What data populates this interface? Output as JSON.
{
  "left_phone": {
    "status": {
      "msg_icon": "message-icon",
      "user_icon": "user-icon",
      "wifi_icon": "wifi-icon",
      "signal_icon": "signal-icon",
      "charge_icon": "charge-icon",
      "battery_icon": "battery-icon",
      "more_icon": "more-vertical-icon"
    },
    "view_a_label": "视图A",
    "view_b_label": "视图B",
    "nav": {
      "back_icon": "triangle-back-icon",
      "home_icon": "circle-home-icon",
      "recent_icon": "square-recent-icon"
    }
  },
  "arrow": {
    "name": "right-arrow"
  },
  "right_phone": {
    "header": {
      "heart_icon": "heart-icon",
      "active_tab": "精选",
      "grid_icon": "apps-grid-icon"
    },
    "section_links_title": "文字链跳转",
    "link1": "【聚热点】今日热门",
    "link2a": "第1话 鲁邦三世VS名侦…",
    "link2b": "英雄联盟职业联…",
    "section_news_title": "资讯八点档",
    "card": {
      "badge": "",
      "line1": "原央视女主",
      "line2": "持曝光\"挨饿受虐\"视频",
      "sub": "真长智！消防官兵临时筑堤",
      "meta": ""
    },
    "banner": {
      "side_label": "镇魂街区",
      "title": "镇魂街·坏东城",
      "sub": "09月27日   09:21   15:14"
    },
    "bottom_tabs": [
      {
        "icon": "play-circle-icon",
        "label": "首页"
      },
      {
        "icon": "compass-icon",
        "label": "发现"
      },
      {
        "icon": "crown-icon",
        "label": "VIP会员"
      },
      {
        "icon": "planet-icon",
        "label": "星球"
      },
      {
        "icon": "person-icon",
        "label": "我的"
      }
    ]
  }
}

_Written instruction_: Copy out the full set of records precisely, leaving nothing out.

_Output_:
What data populates this interface? Output as JSON.
{
  "left_phone": {
    "status": {
      "msg_icon": "message-icon",
      "user_icon": "user-icon",
      "wifi_icon": "wifi-icon",
      "signal_icon": "signal-icon",
      "charge_icon": "charge-icon",
      "battery_icon": "battery-icon",
      "more_icon": "more-vertical-icon"
    },
    "view_a_label": "视图A",
    "view_b_label": "视图B",
    "nav": {
      "back_icon": "triangle-back-icon",
      "home_icon": "circle-home-icon",
      "recent_icon": "square-recent-icon"
    }
  },
  "arrow": {
    "name": "right-arrow"
  },
  "right_phone": {
    "header": {
      "heart_icon": "heart-icon",
      "active_tab": "精选",
      "grid_icon": "apps-grid-icon"
    },
    "section_links_title": "文字链跳转",
    "link1": "【聚热点】今日热门",
    "link2a": "第1话 鲁邦三世VS名侦…",
    "link2b": "英雄联盟职业联…",
    "section_news_title": "资讯八点档",
    "card": {
      "badge": "",
      "line1": "原央视女主",
      "line2": "持曝光\"挨饿受虐\"视频",
      "sub": "真长智！消防官兵临时筑堤",
      "meta": ""
    },
    "banner": {
      "side_label": "镇魂街区",
      "title": "镇魂街·坏东城",
      "sub": "09月27日   09:21   15:14"
    },
    "bottom_tabs": [
      {
        "icon": "play-circle-icon",
        "label": "首页"
      },
      {
        "icon": "compass-icon",
        "label": "发现"
      },
      {
        "icon": "crown-icon",
        "label": "VIP会员"
      },
      {
        "icon": "planet-icon",
        "label": "星球"
      },
      {
        "icon": "person-icon",
        "label": "我的"
      }
    ]
  }
}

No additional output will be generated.